------ Provided records
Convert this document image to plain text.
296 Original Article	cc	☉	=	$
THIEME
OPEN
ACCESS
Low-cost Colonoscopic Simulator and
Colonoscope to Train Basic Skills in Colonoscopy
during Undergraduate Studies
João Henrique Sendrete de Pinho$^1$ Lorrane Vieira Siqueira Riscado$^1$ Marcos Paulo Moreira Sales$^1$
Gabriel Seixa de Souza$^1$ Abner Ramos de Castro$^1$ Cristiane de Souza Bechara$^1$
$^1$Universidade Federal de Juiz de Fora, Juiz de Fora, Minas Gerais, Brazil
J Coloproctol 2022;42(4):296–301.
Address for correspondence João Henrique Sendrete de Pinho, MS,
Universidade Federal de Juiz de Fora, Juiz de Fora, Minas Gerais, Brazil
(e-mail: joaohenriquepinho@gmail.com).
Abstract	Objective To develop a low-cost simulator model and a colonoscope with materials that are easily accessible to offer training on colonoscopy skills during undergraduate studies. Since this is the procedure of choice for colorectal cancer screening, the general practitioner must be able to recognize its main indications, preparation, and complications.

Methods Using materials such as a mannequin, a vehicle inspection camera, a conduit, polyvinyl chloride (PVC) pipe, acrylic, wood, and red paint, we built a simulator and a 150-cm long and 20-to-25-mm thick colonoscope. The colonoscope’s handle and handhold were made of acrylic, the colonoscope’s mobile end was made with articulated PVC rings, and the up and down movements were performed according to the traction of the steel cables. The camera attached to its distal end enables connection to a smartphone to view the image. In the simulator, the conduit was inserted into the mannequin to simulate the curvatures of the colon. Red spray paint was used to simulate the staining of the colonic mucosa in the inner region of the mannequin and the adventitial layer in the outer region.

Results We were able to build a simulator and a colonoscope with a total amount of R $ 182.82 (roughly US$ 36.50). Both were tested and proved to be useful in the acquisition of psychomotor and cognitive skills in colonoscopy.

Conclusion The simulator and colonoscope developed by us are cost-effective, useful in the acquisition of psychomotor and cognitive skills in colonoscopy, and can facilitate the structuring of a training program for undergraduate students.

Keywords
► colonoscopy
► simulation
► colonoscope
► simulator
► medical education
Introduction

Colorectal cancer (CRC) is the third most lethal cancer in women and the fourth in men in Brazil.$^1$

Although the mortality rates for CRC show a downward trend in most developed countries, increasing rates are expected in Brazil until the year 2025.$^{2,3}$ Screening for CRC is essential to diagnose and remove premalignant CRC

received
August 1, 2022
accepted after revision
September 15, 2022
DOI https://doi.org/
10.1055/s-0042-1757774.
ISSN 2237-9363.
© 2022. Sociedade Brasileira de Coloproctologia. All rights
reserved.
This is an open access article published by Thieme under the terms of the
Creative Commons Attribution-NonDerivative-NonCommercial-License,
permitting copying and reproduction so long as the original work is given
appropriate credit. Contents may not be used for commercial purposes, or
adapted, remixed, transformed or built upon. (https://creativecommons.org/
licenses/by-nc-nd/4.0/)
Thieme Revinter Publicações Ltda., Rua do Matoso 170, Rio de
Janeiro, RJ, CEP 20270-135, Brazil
------------
------ Provided records
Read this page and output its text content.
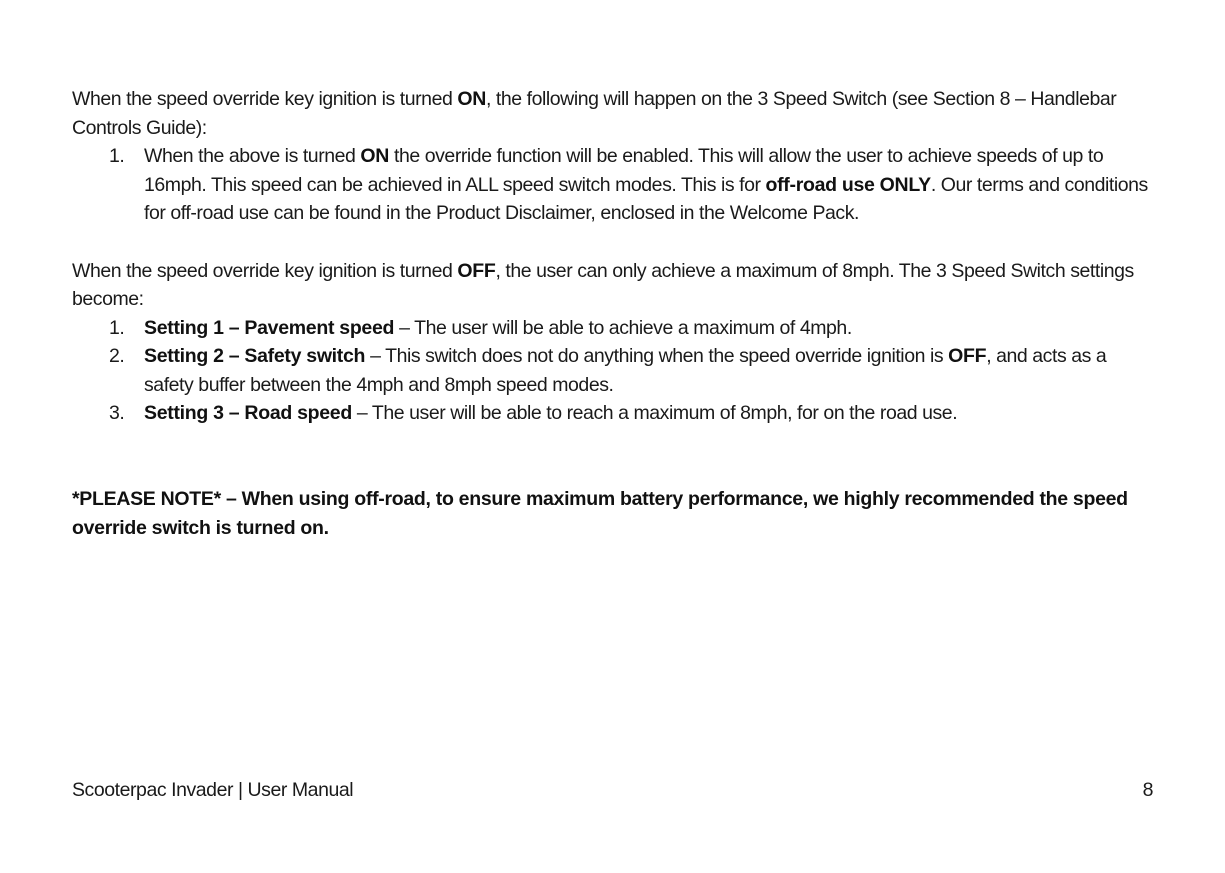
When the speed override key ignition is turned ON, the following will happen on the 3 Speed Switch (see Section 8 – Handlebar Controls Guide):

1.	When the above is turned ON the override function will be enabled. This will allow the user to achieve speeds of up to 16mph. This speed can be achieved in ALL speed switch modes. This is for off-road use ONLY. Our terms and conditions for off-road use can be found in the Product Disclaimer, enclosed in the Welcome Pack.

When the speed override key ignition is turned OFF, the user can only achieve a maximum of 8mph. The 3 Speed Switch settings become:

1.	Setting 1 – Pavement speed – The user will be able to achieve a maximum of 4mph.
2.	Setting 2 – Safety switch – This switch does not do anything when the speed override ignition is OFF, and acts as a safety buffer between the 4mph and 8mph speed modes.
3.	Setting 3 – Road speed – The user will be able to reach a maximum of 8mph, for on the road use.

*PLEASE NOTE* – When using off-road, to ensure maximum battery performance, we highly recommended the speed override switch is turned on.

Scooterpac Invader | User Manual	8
------------
» Work required:
In the material above, find each line that contains the word "modes", and select it.

» Result of this task:
1.	When the above is turned ON the override function will be enabled. This will allow the user to achieve speeds of up to 16mph. This speed can be achieved in ALL speed switch modes. This is for off-road use ONLY. Our terms and conditions for off-road use can be found in the Product Disclaimer, enclosed in the Welcome Pack.
2.	Setting 2 – Safety switch – This switch does not do anything when the speed override ignition is OFF, and acts as a safety buffer between the 4mph and 8mph speed modes.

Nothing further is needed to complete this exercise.